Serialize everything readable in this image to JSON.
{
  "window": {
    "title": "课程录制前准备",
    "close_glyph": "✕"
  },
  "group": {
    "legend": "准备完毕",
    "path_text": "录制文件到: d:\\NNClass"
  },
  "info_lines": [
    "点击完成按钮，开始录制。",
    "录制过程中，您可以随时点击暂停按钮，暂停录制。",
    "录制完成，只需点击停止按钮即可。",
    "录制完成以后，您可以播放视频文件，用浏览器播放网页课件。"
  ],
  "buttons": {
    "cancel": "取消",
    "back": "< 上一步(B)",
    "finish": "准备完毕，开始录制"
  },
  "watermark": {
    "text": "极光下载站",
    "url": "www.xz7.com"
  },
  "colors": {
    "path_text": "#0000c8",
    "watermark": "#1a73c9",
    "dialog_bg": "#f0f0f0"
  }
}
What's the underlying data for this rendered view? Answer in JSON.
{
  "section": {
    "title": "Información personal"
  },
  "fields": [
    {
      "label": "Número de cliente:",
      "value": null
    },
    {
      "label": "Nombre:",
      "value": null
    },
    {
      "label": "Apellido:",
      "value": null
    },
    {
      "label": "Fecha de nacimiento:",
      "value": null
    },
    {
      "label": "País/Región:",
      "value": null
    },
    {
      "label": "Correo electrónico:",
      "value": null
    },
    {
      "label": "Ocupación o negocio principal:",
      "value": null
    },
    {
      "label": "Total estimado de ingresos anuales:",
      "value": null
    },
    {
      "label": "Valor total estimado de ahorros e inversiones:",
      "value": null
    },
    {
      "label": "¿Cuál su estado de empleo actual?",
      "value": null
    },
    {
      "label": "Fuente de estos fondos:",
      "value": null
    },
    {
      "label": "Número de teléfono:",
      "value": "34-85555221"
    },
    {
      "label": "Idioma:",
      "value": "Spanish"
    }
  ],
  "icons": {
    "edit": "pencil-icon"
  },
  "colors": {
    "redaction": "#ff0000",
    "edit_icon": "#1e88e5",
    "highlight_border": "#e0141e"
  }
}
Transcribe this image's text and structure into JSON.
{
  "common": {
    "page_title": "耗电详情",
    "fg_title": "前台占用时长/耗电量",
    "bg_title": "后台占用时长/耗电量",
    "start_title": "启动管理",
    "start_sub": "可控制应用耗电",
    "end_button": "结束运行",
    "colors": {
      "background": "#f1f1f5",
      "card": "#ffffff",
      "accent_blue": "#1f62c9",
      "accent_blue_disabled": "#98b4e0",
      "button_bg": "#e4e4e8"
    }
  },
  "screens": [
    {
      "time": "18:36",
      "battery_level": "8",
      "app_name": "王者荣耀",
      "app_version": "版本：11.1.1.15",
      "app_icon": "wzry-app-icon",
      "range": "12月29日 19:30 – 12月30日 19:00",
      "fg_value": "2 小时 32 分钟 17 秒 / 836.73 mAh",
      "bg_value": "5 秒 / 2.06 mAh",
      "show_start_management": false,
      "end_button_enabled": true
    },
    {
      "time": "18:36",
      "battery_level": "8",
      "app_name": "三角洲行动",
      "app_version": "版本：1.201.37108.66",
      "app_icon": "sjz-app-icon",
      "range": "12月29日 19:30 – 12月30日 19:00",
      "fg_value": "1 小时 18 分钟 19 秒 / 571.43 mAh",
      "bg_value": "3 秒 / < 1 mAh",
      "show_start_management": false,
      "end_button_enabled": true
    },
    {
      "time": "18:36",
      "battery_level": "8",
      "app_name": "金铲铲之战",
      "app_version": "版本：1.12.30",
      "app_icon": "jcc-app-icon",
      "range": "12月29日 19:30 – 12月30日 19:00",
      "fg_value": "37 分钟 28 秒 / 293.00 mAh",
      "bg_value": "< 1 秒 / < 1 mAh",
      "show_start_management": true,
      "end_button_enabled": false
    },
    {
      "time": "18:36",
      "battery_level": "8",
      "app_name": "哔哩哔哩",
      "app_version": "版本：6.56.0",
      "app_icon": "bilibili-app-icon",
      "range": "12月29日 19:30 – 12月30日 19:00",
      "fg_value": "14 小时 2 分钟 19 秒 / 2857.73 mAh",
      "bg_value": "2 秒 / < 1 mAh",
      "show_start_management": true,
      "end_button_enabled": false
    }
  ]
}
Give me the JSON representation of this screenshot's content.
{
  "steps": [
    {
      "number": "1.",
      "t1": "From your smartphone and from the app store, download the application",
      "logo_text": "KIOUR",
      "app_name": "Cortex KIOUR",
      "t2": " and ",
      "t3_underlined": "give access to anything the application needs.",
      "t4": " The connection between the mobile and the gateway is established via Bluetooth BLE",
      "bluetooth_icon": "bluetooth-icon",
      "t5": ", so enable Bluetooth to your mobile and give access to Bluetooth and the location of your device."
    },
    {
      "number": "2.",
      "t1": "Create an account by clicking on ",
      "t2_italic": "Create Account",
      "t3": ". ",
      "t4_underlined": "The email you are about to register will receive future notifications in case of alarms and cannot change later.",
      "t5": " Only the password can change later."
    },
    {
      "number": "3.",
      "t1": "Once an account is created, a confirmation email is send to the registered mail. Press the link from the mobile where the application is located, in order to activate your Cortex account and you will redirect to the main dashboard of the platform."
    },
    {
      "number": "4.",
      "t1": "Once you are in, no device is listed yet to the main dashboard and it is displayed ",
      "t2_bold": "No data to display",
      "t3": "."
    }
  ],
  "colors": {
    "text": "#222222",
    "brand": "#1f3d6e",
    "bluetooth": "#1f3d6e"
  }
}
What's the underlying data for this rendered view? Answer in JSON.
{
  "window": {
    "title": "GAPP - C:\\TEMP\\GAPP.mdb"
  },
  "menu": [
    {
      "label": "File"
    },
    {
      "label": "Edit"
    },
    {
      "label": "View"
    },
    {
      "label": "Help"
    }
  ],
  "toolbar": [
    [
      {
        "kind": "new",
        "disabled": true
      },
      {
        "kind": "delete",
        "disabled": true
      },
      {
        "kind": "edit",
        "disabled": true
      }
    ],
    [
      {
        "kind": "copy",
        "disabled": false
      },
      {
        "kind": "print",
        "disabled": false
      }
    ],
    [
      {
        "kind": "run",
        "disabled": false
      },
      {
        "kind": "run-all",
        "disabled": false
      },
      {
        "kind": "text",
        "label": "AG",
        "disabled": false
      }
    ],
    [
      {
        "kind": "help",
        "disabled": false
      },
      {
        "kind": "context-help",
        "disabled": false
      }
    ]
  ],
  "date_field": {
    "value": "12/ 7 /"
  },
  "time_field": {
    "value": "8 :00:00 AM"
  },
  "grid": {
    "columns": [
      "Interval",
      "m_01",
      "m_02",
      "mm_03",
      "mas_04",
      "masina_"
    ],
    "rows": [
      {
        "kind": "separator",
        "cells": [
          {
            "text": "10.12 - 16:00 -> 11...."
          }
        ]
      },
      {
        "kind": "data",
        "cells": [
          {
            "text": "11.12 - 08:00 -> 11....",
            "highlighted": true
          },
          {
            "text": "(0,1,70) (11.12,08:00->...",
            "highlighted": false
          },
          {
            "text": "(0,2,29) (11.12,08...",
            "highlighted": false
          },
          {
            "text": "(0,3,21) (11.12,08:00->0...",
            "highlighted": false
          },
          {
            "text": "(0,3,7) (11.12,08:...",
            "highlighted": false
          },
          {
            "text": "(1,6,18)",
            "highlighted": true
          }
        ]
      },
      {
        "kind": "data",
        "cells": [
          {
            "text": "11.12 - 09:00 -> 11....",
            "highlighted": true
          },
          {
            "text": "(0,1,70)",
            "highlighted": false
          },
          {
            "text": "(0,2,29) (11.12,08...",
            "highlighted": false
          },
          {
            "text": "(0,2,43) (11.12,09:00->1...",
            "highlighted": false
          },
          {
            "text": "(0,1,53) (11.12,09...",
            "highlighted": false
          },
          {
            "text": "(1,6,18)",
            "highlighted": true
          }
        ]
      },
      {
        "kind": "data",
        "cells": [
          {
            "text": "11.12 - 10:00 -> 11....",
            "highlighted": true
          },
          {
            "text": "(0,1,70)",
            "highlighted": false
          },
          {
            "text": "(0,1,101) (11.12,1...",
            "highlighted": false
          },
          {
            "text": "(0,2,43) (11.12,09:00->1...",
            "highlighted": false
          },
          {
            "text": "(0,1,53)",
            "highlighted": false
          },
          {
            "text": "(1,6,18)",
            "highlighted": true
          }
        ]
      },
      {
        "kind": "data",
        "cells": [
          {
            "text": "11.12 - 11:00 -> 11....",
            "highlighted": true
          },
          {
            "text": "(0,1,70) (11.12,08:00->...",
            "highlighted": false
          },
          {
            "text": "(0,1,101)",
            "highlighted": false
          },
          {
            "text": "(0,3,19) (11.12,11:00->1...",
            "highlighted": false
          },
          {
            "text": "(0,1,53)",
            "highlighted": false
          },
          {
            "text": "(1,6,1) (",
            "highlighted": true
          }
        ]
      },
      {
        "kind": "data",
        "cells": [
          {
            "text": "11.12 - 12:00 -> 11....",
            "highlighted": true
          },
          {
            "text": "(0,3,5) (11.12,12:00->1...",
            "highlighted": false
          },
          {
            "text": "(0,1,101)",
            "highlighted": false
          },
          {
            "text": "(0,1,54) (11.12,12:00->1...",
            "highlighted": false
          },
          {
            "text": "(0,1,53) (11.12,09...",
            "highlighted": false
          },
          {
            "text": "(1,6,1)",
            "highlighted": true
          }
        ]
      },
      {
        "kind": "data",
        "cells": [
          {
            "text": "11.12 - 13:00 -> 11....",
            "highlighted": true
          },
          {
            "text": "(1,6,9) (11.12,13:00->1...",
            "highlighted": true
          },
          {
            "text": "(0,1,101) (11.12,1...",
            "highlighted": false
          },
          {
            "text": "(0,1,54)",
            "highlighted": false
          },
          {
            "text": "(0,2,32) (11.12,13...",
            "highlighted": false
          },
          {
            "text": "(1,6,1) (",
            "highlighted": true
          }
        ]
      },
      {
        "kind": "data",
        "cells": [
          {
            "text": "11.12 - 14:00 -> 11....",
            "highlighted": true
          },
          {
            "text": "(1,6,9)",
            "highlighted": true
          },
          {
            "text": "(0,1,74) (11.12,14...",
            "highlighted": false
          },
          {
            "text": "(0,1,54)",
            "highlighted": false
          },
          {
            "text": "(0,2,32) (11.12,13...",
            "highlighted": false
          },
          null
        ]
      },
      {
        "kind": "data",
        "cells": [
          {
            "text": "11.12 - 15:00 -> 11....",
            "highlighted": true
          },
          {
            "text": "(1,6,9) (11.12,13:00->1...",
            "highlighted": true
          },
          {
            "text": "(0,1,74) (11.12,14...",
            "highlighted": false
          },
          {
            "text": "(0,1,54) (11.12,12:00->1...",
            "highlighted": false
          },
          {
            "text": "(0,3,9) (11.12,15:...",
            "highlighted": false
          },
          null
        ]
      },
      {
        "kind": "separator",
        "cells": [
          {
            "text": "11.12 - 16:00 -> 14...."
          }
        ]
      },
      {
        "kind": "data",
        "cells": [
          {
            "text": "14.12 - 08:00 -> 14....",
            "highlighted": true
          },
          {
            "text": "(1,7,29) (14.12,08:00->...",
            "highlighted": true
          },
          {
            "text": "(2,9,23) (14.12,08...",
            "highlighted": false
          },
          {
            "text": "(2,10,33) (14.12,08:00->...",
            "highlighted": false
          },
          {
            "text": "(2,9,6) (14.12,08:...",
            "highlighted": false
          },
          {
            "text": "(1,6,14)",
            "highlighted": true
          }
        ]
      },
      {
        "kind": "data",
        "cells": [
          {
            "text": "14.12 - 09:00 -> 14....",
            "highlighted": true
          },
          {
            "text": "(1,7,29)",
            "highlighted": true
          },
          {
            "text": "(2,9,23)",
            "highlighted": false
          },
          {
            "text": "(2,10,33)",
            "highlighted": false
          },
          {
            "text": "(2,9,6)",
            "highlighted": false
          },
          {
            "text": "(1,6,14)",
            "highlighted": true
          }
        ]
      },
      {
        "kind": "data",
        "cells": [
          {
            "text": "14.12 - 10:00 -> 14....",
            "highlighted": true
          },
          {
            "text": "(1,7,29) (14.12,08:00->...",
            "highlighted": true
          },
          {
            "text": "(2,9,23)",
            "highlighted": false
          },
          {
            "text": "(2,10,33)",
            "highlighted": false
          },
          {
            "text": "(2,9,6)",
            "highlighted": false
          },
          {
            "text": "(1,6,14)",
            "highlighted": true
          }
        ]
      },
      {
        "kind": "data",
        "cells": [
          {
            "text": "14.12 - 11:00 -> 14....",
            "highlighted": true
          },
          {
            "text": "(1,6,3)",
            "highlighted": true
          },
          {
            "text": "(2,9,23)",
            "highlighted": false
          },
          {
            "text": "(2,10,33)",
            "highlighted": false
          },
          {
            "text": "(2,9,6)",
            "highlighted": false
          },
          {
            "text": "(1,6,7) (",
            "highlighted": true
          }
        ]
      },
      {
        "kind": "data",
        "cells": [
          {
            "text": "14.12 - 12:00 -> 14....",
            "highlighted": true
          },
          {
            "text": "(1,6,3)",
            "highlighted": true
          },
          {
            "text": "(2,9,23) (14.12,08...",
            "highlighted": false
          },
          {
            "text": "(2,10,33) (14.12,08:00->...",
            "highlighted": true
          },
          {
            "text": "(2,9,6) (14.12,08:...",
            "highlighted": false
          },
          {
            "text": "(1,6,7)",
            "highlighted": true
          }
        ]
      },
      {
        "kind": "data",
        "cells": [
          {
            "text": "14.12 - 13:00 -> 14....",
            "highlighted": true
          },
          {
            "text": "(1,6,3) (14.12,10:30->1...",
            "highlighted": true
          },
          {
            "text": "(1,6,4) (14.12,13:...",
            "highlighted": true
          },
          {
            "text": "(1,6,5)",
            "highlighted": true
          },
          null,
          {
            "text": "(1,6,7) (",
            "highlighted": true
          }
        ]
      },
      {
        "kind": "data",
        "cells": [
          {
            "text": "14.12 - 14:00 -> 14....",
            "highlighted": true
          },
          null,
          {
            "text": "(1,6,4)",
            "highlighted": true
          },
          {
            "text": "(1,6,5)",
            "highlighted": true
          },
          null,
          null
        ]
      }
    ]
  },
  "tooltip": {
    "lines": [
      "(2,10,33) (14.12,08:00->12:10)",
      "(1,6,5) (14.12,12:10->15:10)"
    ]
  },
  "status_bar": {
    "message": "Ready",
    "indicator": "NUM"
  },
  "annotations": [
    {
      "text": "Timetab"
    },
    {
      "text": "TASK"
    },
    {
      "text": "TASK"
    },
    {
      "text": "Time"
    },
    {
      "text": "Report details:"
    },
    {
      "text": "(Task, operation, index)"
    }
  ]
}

• WHAT YOU SHOULD DO
Copy each line of the records that contains the word "Cortex".

• RIGHT ANSWER
      "app_name": "Cortex KIOUR",
      "t1": "Once an account is created, a confirmation email is send to the registered mail. Press the link from the mobile where the application is located, in order to activate your Cortex account and you will redirect to the main dashboard of the platform."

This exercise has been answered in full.